▶ **Material to process**
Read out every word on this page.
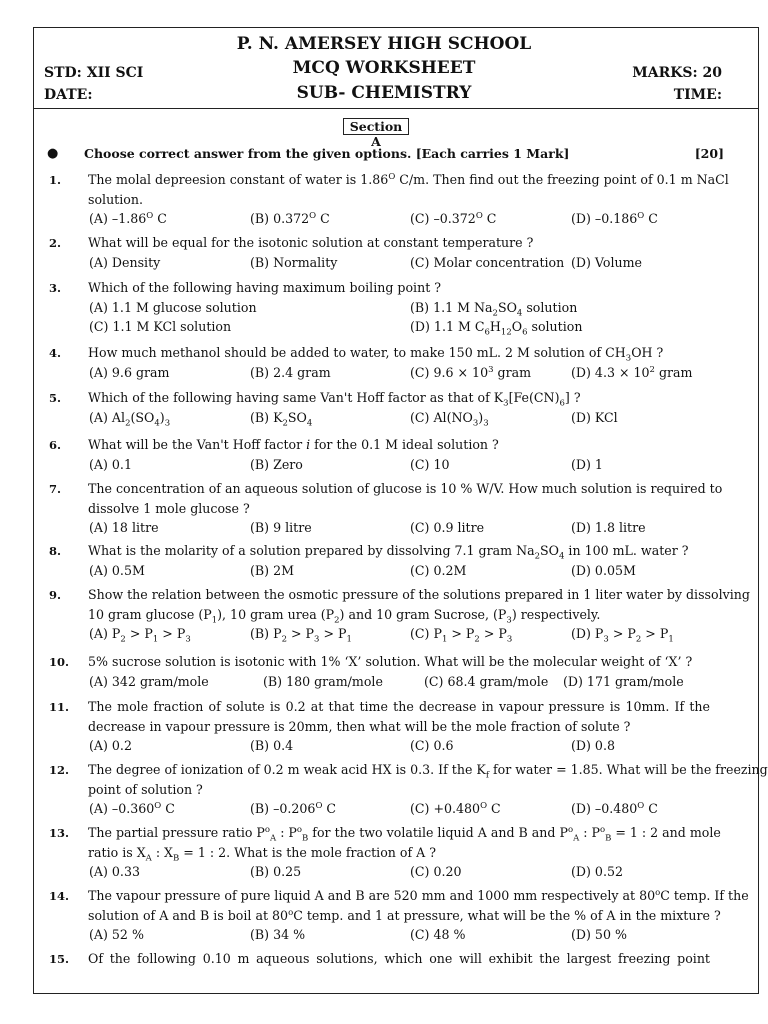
P. N. AMERSEY HIGH SCHOOL
MCQ WORKSHEET
SUB- CHEMISTRY
STD: XII SCI
DATE:
MARKS: 20
TIME:
Section A
● Choose correct answer from the given options. [Each carries 1 Mark]	[20]
1. The molal depreesion constant of water is $1.86^O$ C/m. Then find out the freezing point of 0.1 m NaCl
solution.
(A) $-1.86^O$ C	(B) $0.372^O$ C	(C) $-0.372^O$ C	(D) $-0.186^O$ C
2. What will be equal for the isotonic solution at constant temperature ?
(A) Density	(B) Normality	(C) Molar concentration (D) Volume
3. Which of the following having maximum boiling point ?
(A) 1.1 M glucose solution	(B) 1.1 M $Na_2SO_4$ solution
(C) 1.1 M KCl solution	(D) 1.1 M $C_6H_{12}O_6$ solution
4. How much methanol should be added to water, to make 150 mL. 2 M solution of $CH_3OH$ ?
(A) 9.6 gram	(B) 2.4 gram	(C) $9.6 \times 10^3$ gram	(D) $4.3 \times 10^2$ gram
5. Which of the following having same Van't Hoff factor as that of $K_3[Fe(CN)_6]$ ?
(A) $Al_2(SO_4)_3$	(B) $K_2SO_4$	(C) $Al(NO_3)_3$	(D) KCl
6. What will be the Van't Hoff factor i for the 0.1 M ideal solution ?
(A) 0.1	(B) Zero	(C) 10	(D) 1
7. The concentration of an aqueous solution of glucose is 10 % W/V. How much solution is required to
dissolve 1 mole glucose ?
(A) 18 litre	(B) 9 litre	(C) 0.9 litre	(D) 1.8 litre
8. What is the molarity of a solution prepared by dissolving 7.1 gram $Na_2SO_4$ in 100 mL. water ?
(A) 0.5M	(B) 2M	(C) 0.2M	(D) 0.05M
9. Show the relation between the osmotic pressure of the solutions prepared in 1 liter water by dissolving
10 gram glucose $(P_1)$, 10 gram urea $(P_2)$ and 10 gram Sucrose, $(P_3)$ respectively.
(A) $P_2 > P_1 > P_3$	(B) $P_2 > P_3 > P_1$	(C) $P_1 > P_2 > P_3$	(D) $P_3 > P_2 > P_1$
10. 5% sucrose solution is isotonic with 1% ‘X’ solution. What will be the molecular weight of ‘X’ ?
(A) 342 gram/mole	(B) 180 gram/mole	(C) 68.4 gram/mole (D) 171 gram/mole
11. The mole fraction of solute is 0.2 at that time the decrease in vapour pressure is 10mm. If the
decrease in vapour pressure is 20mm, then what will be the mole fraction of solute ?
(A) 0.2	(B) 0.4	(C) 0.6	(D) 0.8
12. The degree of ionization of 0.2 m weak acid HX is 0.3. If the $K_f$ for water = 1.85. What will be the freezing
point of solution ?
(A) $-0.360^O$ C	(B) $-0.206^O$ C	$(C) +0.480^O$ C	(D) $-0.480^O$ C
13. The partial pressure ratio $P^o_A$ : $P^o_B$ for the two volatile liquid A and B and $P^o_A$ : $P^o_B = 1$ : 2 and mole
ratio is $X_A$ : $X_B = 1$ : 2. What is the mole fraction of A ?
(A) 0.33	(B) 0.25	(C) 0.20	(D) 0.52
14. The vapour pressure of pure liquid A and B are 520 mm and 1000 mm respectively at 80$^o$C temp. If the
solution of A and B is boil at 80$^o$C temp. and 1 at pressure, what will be the % of A in the mixture ?
(A) 52 %	(B) 34 %	(C) 48 %	(D) 50 %
15. Of the following 0.10 m aqueous solutions, which one will exhibit the largest freezing point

▶ **Direction**
Without the pictures, extract every entry verbatim.

▶ **Worked answer**
Read out every word on this page.
P. N. AMERSEY HIGH SCHOOL
MCQ WORKSHEET
SUB- CHEMISTRY
STD: XII SCI
DATE:
MARKS: 20
TIME:
Section A
● Choose correct answer from the given options. [Each carries 1 Mark]	[20]
1. The molal depreesion constant of water is $1.86^O$ C/m. Then find out the freezing point of 0.1 m NaCl
solution.
(A) $-1.86^O$ C	(B) $0.372^O$ C	(C) $-0.372^O$ C	(D) $-0.186^O$ C
2. What will be equal for the isotonic solution at constant temperature ?
(A) Density	(B) Normality	(C) Molar concentration (D) Volume
3. Which of the following having maximum boiling point ?
(A) 1.1 M glucose solution	(B) 1.1 M $Na_2SO_4$ solution
(C) 1.1 M KCl solution	(D) 1.1 M $C_6H_{12}O_6$ solution
4. How much methanol should be added to water, to make 150 mL. 2 M solution of $CH_3OH$ ?
(A) 9.6 gram	(B) 2.4 gram	(C) $9.6 \times 10^3$ gram	(D) $4.3 \times 10^2$ gram
5. Which of the following having same Van't Hoff factor as that of $K_3[Fe(CN)_6]$ ?
(A) $Al_2(SO_4)_3$	(B) $K_2SO_4$	(C) $Al(NO_3)_3$	(D) KCl
6. What will be the Van't Hoff factor i for the 0.1 M ideal solution ?
(A) 0.1	(B) Zero	(C) 10	(D) 1
7. The concentration of an aqueous solution of glucose is 10 % W/V. How much solution is required to
dissolve 1 mole glucose ?
(A) 18 litre	(B) 9 litre	(C) 0.9 litre	(D) 1.8 litre
8. What is the molarity of a solution prepared by dissolving 7.1 gram $Na_2SO_4$ in 100 mL. water ?
(A) 0.5M	(B) 2M	(C) 0.2M	(D) 0.05M
9. Show the relation between the osmotic pressure of the solutions prepared in 1 liter water by dissolving
10 gram glucose $(P_1)$, 10 gram urea $(P_2)$ and 10 gram Sucrose, $(P_3)$ respectively.
(A) $P_2 > P_1 > P_3$	(B) $P_2 > P_3 > P_1$	(C) $P_1 > P_2 > P_3$	(D) $P_3 > P_2 > P_1$
10. 5% sucrose solution is isotonic with 1% ‘X’ solution. What will be the molecular weight of ‘X’ ?
(A) 342 gram/mole	(B) 180 gram/mole	(C) 68.4 gram/mole (D) 171 gram/mole
11. The mole fraction of solute is 0.2 at that time the decrease in vapour pressure is 10mm. If the
decrease in vapour pressure is 20mm, then what will be the mole fraction of solute ?
(A) 0.2	(B) 0.4	(C) 0.6	(D) 0.8
12. The degree of ionization of 0.2 m weak acid HX is 0.3. If the $K_f$ for water = 1.85. What will be the freezing
point of solution ?
(A) $-0.360^O$ C	(B) $-0.206^O$ C	$(C) +0.480^O$ C	(D) $-0.480^O$ C
13. The partial pressure ratio $P^o_A$ : $P^o_B$ for the two volatile liquid A and B and $P^o_A$ : $P^o_B = 1$ : 2 and mole
ratio is $X_A$ : $X_B = 1$ : 2. What is the mole fraction of A ?
(A) 0.33	(B) 0.25	(C) 0.20	(D) 0.52
14. The vapour pressure of pure liquid A and B are 520 mm and 1000 mm respectively at 80$^o$C temp. If the
solution of A and B is boil at 80$^o$C temp. and 1 at pressure, what will be the % of A in the mixture ?
(A) 52 %	(B) 34 %	(C) 48 %	(D) 50 %
15. Of the following 0.10 m aqueous solutions, which one will exhibit the largest freezing point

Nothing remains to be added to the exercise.